## EXERCISE TASK
Copy exactly, and only, the lines from the line containing "What text is on this page?" through the last line of the records below, both included, and leave out any pictures.

## PROVIDED RECORDS

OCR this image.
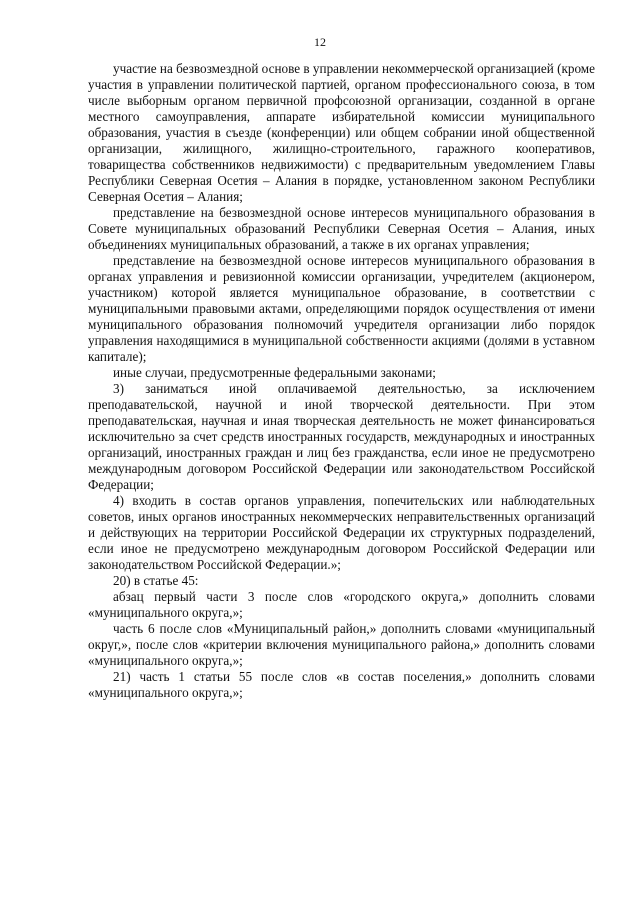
12

участие на безвозмездной основе в управлении некоммерческой организацией (кроме участия в управлении политической партией, органом профессионального союза, в том числе выборным органом первичной профсоюзной организации, созданной в органе местного самоуправления, аппарате избирательной комиссии муниципального образования, участия в съезде (конференции) или общем собрании иной общественной организации, жилищного, жилищно-строительного, гаражного кооперативов, товарищества собственников недвижимости) с предварительным уведомлением Главы Республики Северная Осетия – Алания в порядке, установленном законом Республики Северная Осетия – Алания;

представление на безвозмездной основе интересов муниципального образования в Совете муниципальных образований Республики Северная Осетия – Алания, иных объединениях муниципальных образований, а также в их органах управления;

представление на безвозмездной основе интересов муниципального образования в органах управления и ревизионной комиссии организации, учредителем (акционером, участником) которой является муниципальное образование, в соответствии с муниципальными правовыми актами, определяющими порядок осуществления от имени муниципального образования полномочий учредителя организации либо порядок управления находящимися в муниципальной собственности акциями (долями в уставном капитале);

иные случаи, предусмотренные федеральными законами;

3) заниматься иной оплачиваемой деятельностью, за исключением преподавательской, научной и иной творческой деятельности. При этом преподавательская, научная и иная творческая деятельность не может финансироваться исключительно за счет средств иностранных государств, международных и иностранных организаций, иностранных граждан и лиц без гражданства, если иное не предусмотрено международным договором Российской Федерации или законодательством Российской Федерации;

4) входить в состав органов управления, попечительских или наблюдательных советов, иных органов иностранных некоммерческих неправительственных организаций и действующих на территории Российской Федерации их структурных подразделений, если иное не предусмотрено международным договором Российской Федерации или законодательством Российской Федерации.»;

20) в статье 45:

абзац первый части 3 после слов «городского округа,» дополнить словами «муниципального округа,»;

часть 6 после слов «Муниципальный район,» дополнить словами «муниципальный округ,», после слов «критерии включения муниципального района,» дополнить словами «муниципального округа,»;

21) часть 1 статьи 55 после слов «в состав поселения,» дополнить словами «муниципального округа,»;
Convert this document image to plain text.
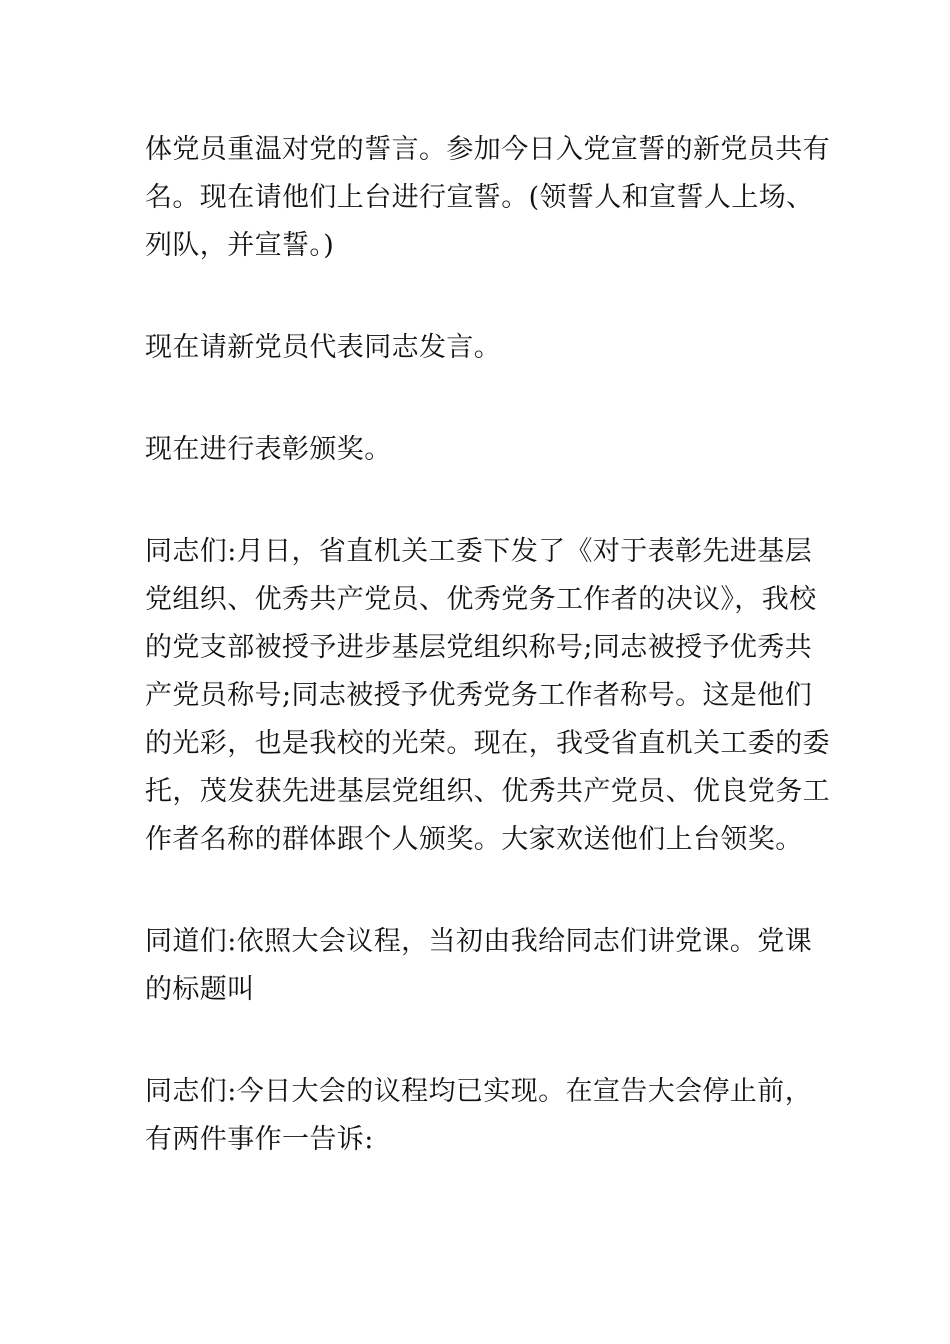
体党员重温对党的誓言。参加今日入党宣誓的新党员共有名。现在请他们上台进行宣誓。(领誓人和宣誓人上场、列队，并宣誓。)

现在请新党员代表同志发言。

现在进行表彰颁奖。

同志们:月日，省直机关工委下发了《对于表彰先进基层党组织、优秀共产党员、优秀党务工作者的决议》，我校的党支部被授予进步基层党组织称号;同志被授予优秀共产党员称号;同志被授予优秀党务工作者称号。这是他们的光彩，也是我校的光荣。现在，我受省直机关工委的委托，茂发获先进基层党组织、优秀共产党员、优良党务工作者名称的群体跟个人颁奖。大家欢送他们上台领奖。

同道们:依照大会议程，当初由我给同志们讲党课。党课的标题叫

同志们:今日大会的议程均已实现。在宣告大会停止前，有两件事作一告诉:
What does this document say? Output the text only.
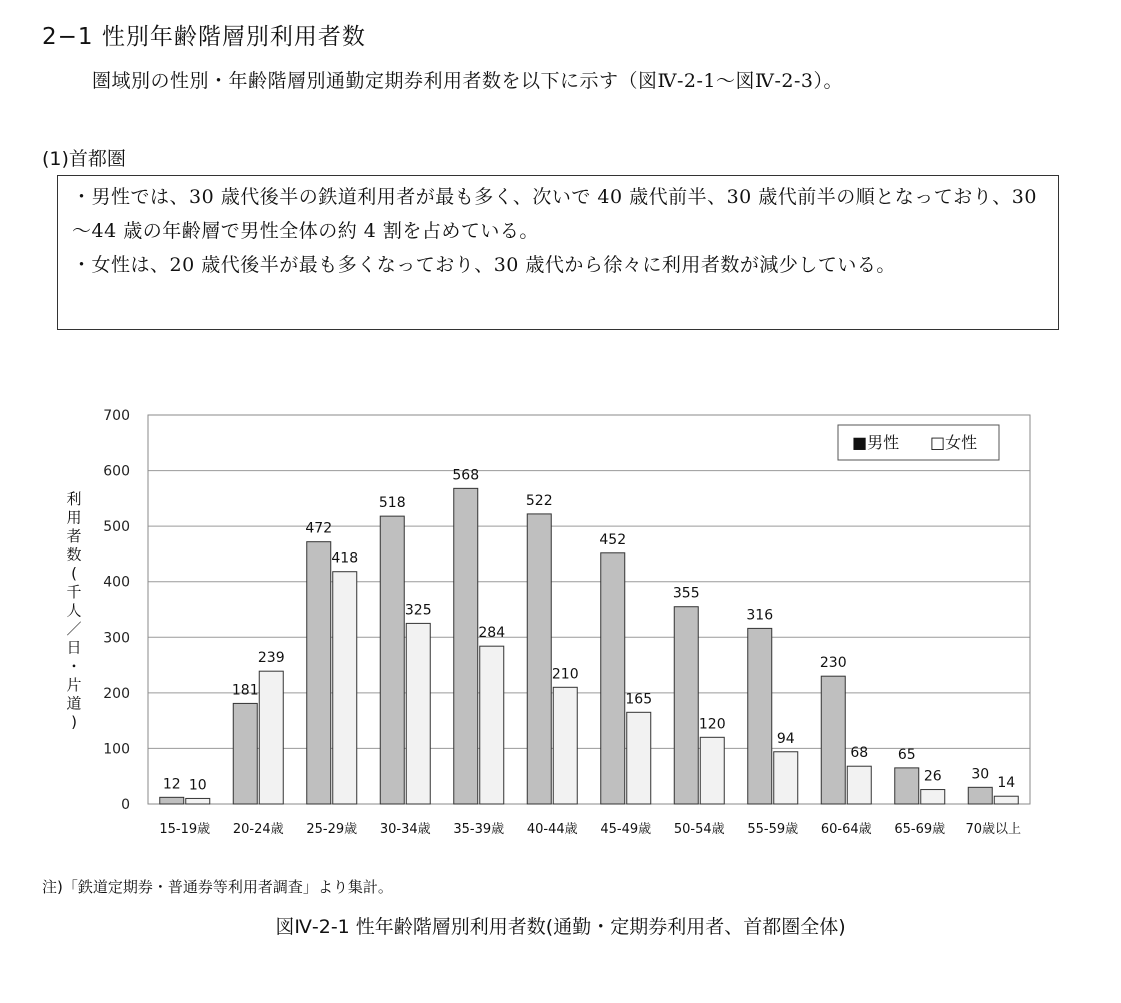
2−1 性別年齢階層別利用者数
圏域別の性別・年齢階層別通勤定期券利用者数を以下に示す（図Ⅳ-2-1～図Ⅳ-2-3）。
(1)首都圏

・男性では、30 歳代後半の鉄道利用者が最も多く、次いで 40 歳代前半、30 歳代前半の順となっており、30～44 歳の年齢層で男性全体の約 4 割を占めている。

・女性は、20 歳代後半が最も多くなっており、30 歳代から徐々に利用者数が減少している。

0
100
200
300
400
500
600
700
12 10
15-19歳
181
239
20-24歳
472
418
25-29歳
518
325
30-34歳
568
284
35-39歳
522
210
40-44歳
452
165
45-49歳
355
120
50-54歳
316
94
55-59歳
230
68
60-64歳
65
26
65-69歳
30
14
70歳以上
利
用
者
数
(
千
人
／
日
・
片
道
)
■男性 □女性
注)「鉄道定期券・普通券等利用者調査」より集計。
図Ⅳ-2-1 性年齢階層別利用者数(通勤・定期券利用者、首都圏全体)
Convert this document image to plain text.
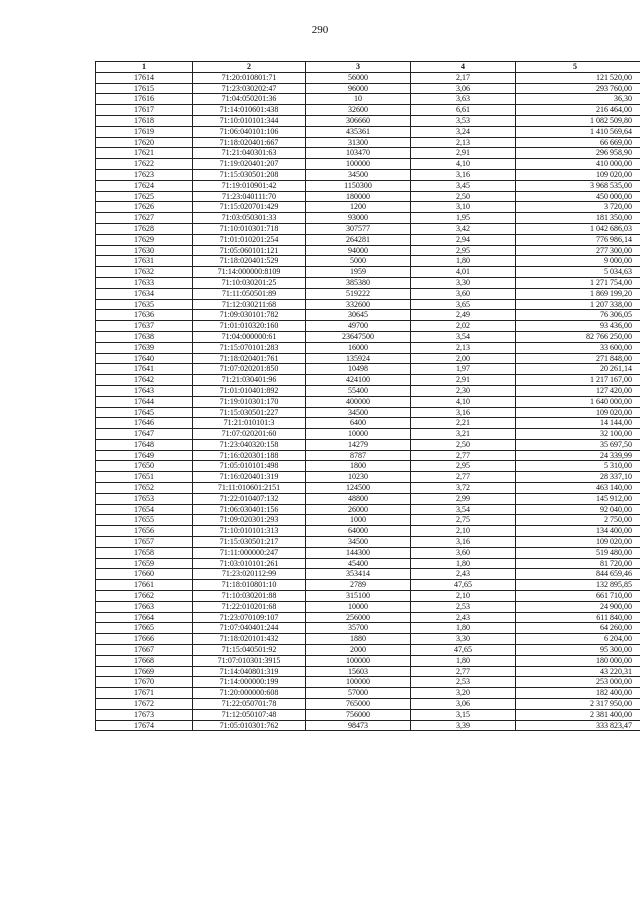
290
1	2	3	4	5
17614	71:20:010801:71	56000	2,17	121 520,00
17615	71:23:030202:47	96000	3,06	293 760,00
17616	71:04:050201:36	10	3,63	36,30
17617	71:14:010601:438	32600	6,61	216 464,00
17618	71:10:010101:344	306660	3,53	1 082 509,80
17619	71:06:040101:106	435361	3,24	1 410 569,64
17620	71:18:020401:667	31300	2,13	66 669,00
17621	71:21:040301:63	103470	2,91	296 958,90
17622	71:19:020401:207	100000	4,10	410 000,00
17623	71:15:030501:208	34500	3,16	109 020,00
17624	71:19:010901:42	1150300	3,45	3 968 535,00
17625	71:23:040111:70	180000	2,50	450 000,00
17626	71:15:020701:429	1200	3,10	3 720,00
17627	71:03:050301:33	93000	1,95	181 350,00
17628	71:10:010301:718	307577	3,42	1 042 686,03
17629	71:01:010201:254	264281	2,94	776 986,14
17630	71:05:060101:121	94000	2,95	277 300,00
17631	71:18:020401:529	5000	1,80	9 000,00
17632	71:14:000000:8109	1959	4,01	5 034,63
17633	71:10:030201:25	385380	3,30	1 271 754,00
17634	71:11:050501:89	519222	3,60	1 869 199,20
17635	71:12:030211:68	332600	3,65	1 207 338,00
17636	71:09:030101:782	30645	2,49	76 306,05
17637	71:01:010320:160	49700	2,02	93 436,00
17638	71:04:000000:61	23647500	3,54	82 766 250,00
17639	71:15:070101:283	16000	2,13	33 600,00
17640	71:18:020401:761	135924	2,00	271 848,00
17641	71:07:020201:850	10498	1,97	20 261,14
17642	71:21:030401:96	424100	2,91	1 217 167,00
17643	71:01:010401:892	55400	2,30	127 420,00
17644	71:19:010301:170	400000	4,10	1 640 000,00
17645	71:15:030501:227	34500	3,16	109 020,00
17646	71:21:010101:3	6400	2,21	14 144,00
17647	71:07:020201:60	10000	3,21	32 100,00
17648	71:23:040320:158	14279	2,50	35 697,50
17649	71:16:020301:188	8787	2,77	24 339,99
17650	71:05:010101:498	1800	2,95	5 310,00
17651	71:16:020401:319	10230	2,77	28 337,10
17652	71:11:010601:2151	124500	3,72	463 140,00
17653	71:22:010407:132	48800	2,99	145 912,00
17654	71:06:030401:156	26000	3,54	92 040,00
17655	71:09:020301:293	1000	2,75	2 750,00
17656	71:10:010101:313	64000	2,10	134 400,00
17657	71:15:030501:217	34500	3,16	109 020,00
17658	71:11:000000:247	144300	3,60	519 480,00
17659	71:03:010101:261	45400	1,80	81 720,00
17660	71:23:020112:99	353414	2,43	844 659,46
17661	71:18:010801:10	2789	47,65	132 895,85
17662	71:10:030201:88	315100	2,10	661 710,00
17663	71:22:010201:68	10000	2,53	24 900,00
17664	71:23:070109:107	256000	2,43	611 840,00
17665	71:07:040401:244	35700	1,80	64 260,00
17666	71:18:020101:432	1880	3,30	6 204,00
17667	71:15:040501:92	2000	47,65	95 300,00
17668	71:07:010301:3915	100000	1,80	180 000,00
17669	71:14:040801:319	15603	2,77	43 220,31
17670	71:14:000000:199	100000	2,53	253 000,00
17671	71:20:000000:608	57000	3,20	182 400,00
17672	71:22:050701:78	765000	3,06	2 317 950,00
17673	71:12:050107:48	756000	3,15	2 381 400,00
17674	71:05:010301:762	98473	3,39	333 823,47
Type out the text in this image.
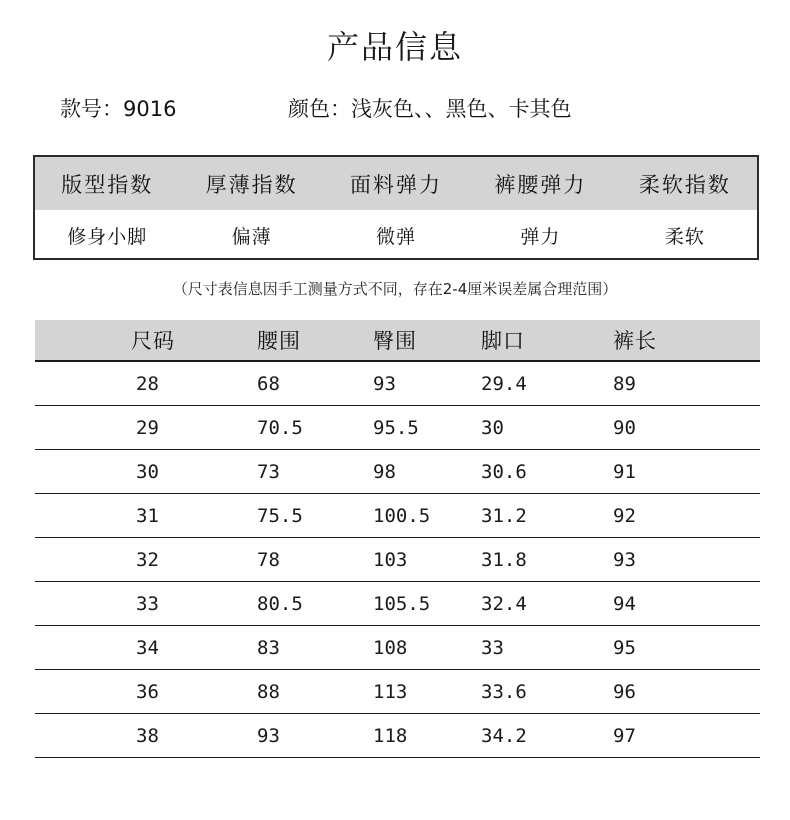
产品信息
款号：9016	颜色：浅灰色、、黑色、卡其色
版型指数	厚薄指数	面料弹力	裤腰弹力	柔软指数
修身小脚	偏薄	微弹	弹力	柔软
（尺寸表信息因手工测量方式不同，存在2-4厘米误差属合理范围）
尺码	腰围	臀围	脚口	裤长
28	68	93	29.4	89
29	70.5	95.5	30	90
30	73	98	30.6	91
31	75.5	100.5	31.2	92
32	78	103	31.8	93
33	80.5	105.5	32.4	94
34	83	108	33	95
36	88	113	33.6	96
38	93	118	34.2	97
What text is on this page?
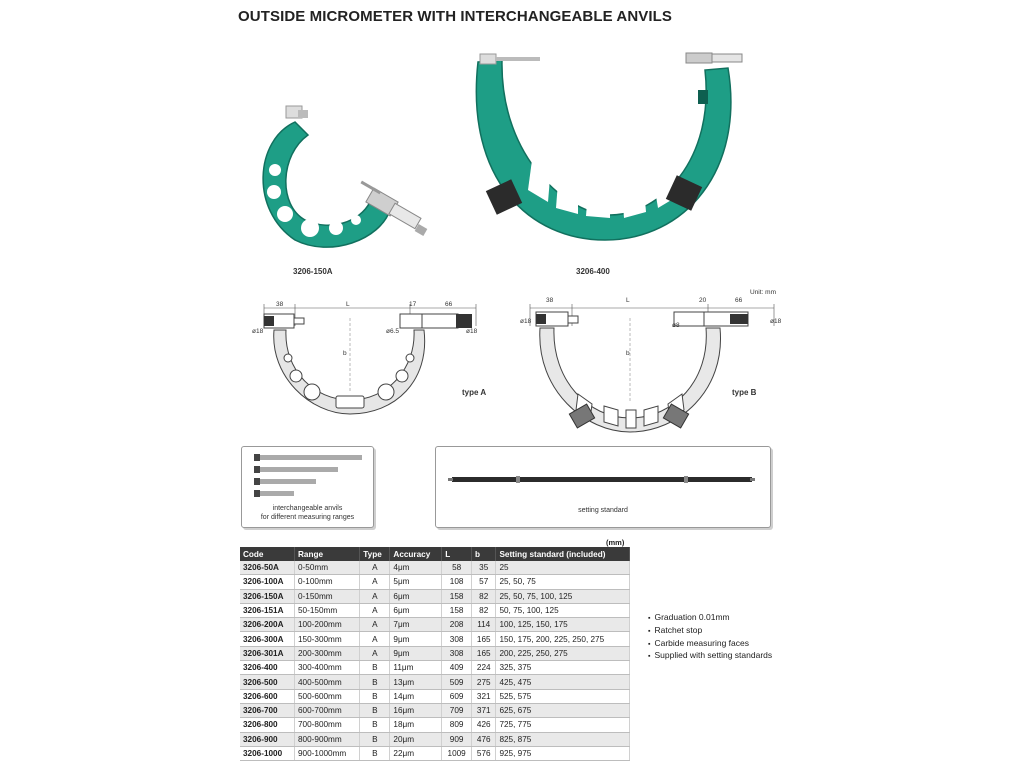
OUTSIDE MICROMETER WITH INTERCHANGEABLE ANVILS
3206-150A	3206-400
38	L	17	66
ø18	ø6.5	ø18
b
type A
Unit: mm
38	L	20	66
ø18
ø8
ø18
b
type B
interchangeable anvils
for different measuring ranges
setting standard
(mm)
Code	Range	Type	Accuracy	L	b	Setting standard (included)
3206-50A	0-50mm	A	4μm	58	35	25
3206-100A	0-100mm	A	5μm	108	57	25, 50, 75
3206-150A	0-150mm	A	6μm	158	82	25, 50, 75, 100, 125
3206-151A	50-150mm	A	6μm	158	82	50, 75, 100, 125
3206-200A	100-200mm	A	7μm	208	114	100, 125, 150, 175
3206-300A	150-300mm	A	9μm	308	165	150, 175, 200, 225, 250, 275
3206-301A	200-300mm	A	9μm	308	165	200, 225, 250, 275
3206-400	300-400mm	B	11μm	409	224	325, 375
3206-500	400-500mm	B	13μm	509	275	425, 475
3206-600	500-600mm	B	14μm	609	321	525, 575
3206-700	600-700mm	B	16μm	709	371	625, 675
3206-800	700-800mm	B	18μm	809	426	725, 775
3206-900	800-900mm	B	20μm	909	476	825, 875
3206-1000	900-1000mm	B	22μm	1009	576	925, 975
▪ Graduation 0.01mm
▪ Ratchet stop
▪ Carbide measuring faces
▪ Supplied with setting standards
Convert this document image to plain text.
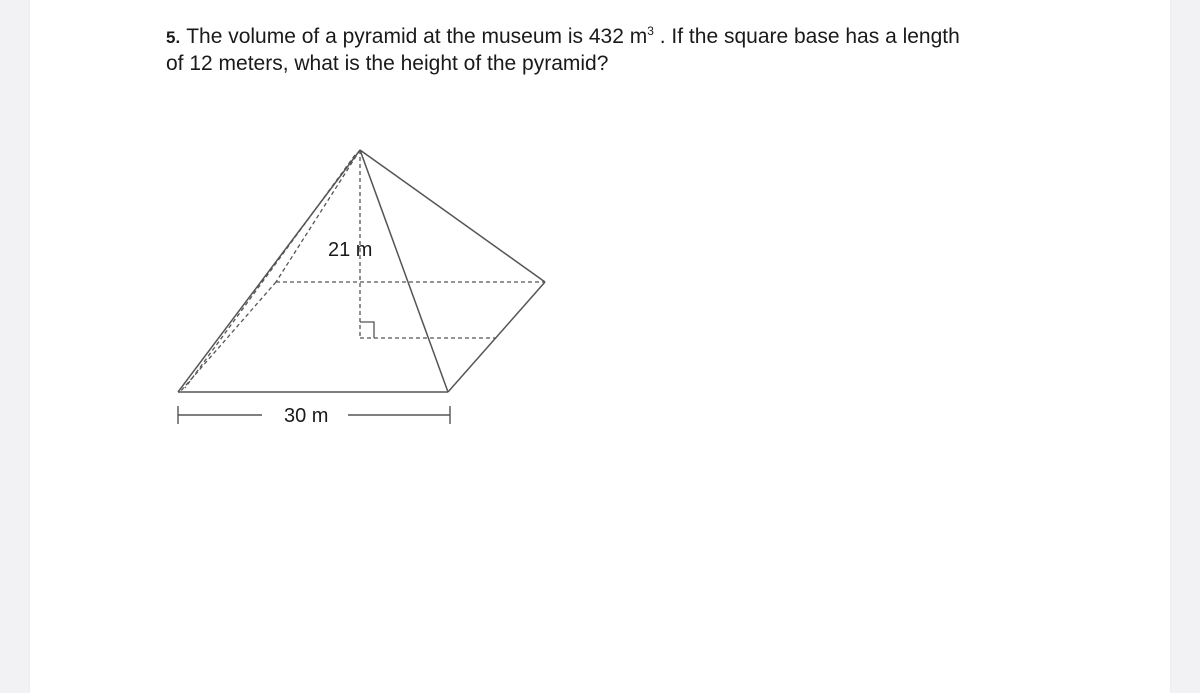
5. The volume of a pyramid at the museum is 432 $m^3$ . If the square base has a length
of 12 meters, what is the height of the pyramid?
21 m
30 m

## ANSWER TO THE PROBLEM
What text is on this page?
OUTSIDE MICROMETER WITH INTERCHANGEABLE ANVILS
3206-150A	3206-400
38	L	17	66
ø18	ø6.5	ø18
b
type A
Unit: mm
38	L	20	66
ø18
ø8
ø18
b
type B
interchangeable anvils
for different measuring ranges
setting standard
(mm)
Code	Range	Type	Accuracy	L	b	Setting standard (included)
3206-50A	0-50mm	A	4μm	58	35	25
3206-100A	0-100mm	A	5μm	108	57	25, 50, 75
3206-150A	0-150mm	A	6μm	158	82	25, 50, 75, 100, 125
3206-151A	50-150mm	A	6μm	158	82	50, 75, 100, 125
3206-200A	100-200mm	A	7μm	208	114	100, 125, 150, 175
3206-300A	150-300mm	A	9μm	308	165	150, 175, 200, 225, 250, 275
3206-301A	200-300mm	A	9μm	308	165	200, 225, 250, 275
3206-400	300-400mm	B	11μm	409	224	325, 375
3206-500	400-500mm	B	13μm	509	275	425, 475
3206-600	500-600mm	B	14μm	609	321	525, 575
3206-700	600-700mm	B	16μm	709	371	625, 675
3206-800	700-800mm	B	18μm	809	426	725, 775
3206-900	800-900mm	B	20μm	909	476	825, 875
3206-1000	900-1000mm	B	22μm	1009	576	925, 975
▪ Graduation 0.01mm
▪ Ratchet stop
▪ Carbide measuring faces
▪ Supplied with setting standards
Convert this document image to plain text.
5. The volume of a pyramid at the museum is 432 $m^3$ . If the square base has a length
of 12 meters, what is the height of the pyramid?
21 m
30 m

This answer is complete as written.